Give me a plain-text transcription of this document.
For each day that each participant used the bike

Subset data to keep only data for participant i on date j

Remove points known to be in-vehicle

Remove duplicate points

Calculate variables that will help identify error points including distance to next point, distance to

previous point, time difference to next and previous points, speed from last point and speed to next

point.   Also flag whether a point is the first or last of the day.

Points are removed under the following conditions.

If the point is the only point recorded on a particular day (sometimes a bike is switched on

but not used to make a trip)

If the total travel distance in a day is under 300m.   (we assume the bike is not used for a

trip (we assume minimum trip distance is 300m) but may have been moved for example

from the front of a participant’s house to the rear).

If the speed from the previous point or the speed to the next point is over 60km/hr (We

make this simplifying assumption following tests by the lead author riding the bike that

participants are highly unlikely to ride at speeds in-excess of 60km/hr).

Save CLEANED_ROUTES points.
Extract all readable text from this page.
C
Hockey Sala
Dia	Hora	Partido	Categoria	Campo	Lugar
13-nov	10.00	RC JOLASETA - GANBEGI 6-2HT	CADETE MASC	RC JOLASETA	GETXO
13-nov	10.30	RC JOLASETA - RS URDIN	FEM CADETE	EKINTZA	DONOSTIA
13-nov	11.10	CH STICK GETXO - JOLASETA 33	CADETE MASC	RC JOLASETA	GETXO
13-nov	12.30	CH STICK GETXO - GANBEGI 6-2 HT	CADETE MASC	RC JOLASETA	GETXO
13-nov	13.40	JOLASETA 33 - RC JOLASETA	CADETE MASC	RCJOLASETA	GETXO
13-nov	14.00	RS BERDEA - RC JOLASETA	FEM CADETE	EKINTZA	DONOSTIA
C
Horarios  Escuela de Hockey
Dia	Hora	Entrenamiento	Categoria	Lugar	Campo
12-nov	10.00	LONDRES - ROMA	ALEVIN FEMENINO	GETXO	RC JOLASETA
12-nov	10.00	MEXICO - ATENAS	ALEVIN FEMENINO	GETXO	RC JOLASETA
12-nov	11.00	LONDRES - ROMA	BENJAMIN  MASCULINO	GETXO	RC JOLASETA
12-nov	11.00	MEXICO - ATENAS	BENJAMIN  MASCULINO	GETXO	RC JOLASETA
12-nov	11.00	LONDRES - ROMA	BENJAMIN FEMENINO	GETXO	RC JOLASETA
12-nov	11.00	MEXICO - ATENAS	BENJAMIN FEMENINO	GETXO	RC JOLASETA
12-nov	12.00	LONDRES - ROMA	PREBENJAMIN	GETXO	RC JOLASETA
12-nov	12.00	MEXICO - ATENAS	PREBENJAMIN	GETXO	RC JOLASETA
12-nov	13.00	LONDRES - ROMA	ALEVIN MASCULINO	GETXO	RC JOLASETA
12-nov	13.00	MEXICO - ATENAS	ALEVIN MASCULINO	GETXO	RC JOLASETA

####

DO THIS
Would you reproduce the material above in full, exactly as given?

RESULT BELOW
Give me a plain-text transcription of this document.
For each day that each participant used the bike

Subset data to keep only data for participant i on date j

Remove points known to be in-vehicle

Remove duplicate points

Calculate variables that will help identify error points including distance to next point, distance to

previous point, time difference to next and previous points, speed from last point and speed to next

point.   Also flag whether a point is the first or last of the day.

Points are removed under the following conditions.

If the point is the only point recorded on a particular day (sometimes a bike is switched on

but not used to make a trip)

If the total travel distance in a day is under 300m.   (we assume the bike is not used for a

trip (we assume minimum trip distance is 300m) but may have been moved for example

from the front of a participant’s house to the rear).

If the speed from the previous point or the speed to the next point is over 60km/hr (We

make this simplifying assumption following tests by the lead author riding the bike that

participants are highly unlikely to ride at speeds in-excess of 60km/hr).

Save CLEANED_ROUTES points.
Extract all readable text from this page.
C
Hockey Sala
Dia	Hora	Partido	Categoria	Campo	Lugar
13-nov	10.00	RC JOLASETA - GANBEGI 6-2HT	CADETE MASC	RC JOLASETA	GETXO
13-nov	10.30	RC JOLASETA - RS URDIN	FEM CADETE	EKINTZA	DONOSTIA
13-nov	11.10	CH STICK GETXO - JOLASETA 33	CADETE MASC	RC JOLASETA	GETXO
13-nov	12.30	CH STICK GETXO - GANBEGI 6-2 HT	CADETE MASC	RC JOLASETA	GETXO
13-nov	13.40	JOLASETA 33 - RC JOLASETA	CADETE MASC	RCJOLASETA	GETXO
13-nov	14.00	RS BERDEA - RC JOLASETA	FEM CADETE	EKINTZA	DONOSTIA
C
Horarios  Escuela de Hockey
Dia	Hora	Entrenamiento	Categoria	Lugar	Campo
12-nov	10.00	LONDRES - ROMA	ALEVIN FEMENINO	GETXO	RC JOLASETA
12-nov	10.00	MEXICO - ATENAS	ALEVIN FEMENINO	GETXO	RC JOLASETA
12-nov	11.00	LONDRES - ROMA	BENJAMIN  MASCULINO	GETXO	RC JOLASETA
12-nov	11.00	MEXICO - ATENAS	BENJAMIN  MASCULINO	GETXO	RC JOLASETA
12-nov	11.00	LONDRES - ROMA	BENJAMIN FEMENINO	GETXO	RC JOLASETA
12-nov	11.00	MEXICO - ATENAS	BENJAMIN FEMENINO	GETXO	RC JOLASETA
12-nov	12.00	LONDRES - ROMA	PREBENJAMIN	GETXO	RC JOLASETA
12-nov	12.00	MEXICO - ATENAS	PREBENJAMIN	GETXO	RC JOLASETA
12-nov	13.00	LONDRES - ROMA	ALEVIN MASCULINO	GETXO	RC JOLASETA
12-nov	13.00	MEXICO - ATENAS	ALEVIN MASCULINO	GETXO	RC JOLASETA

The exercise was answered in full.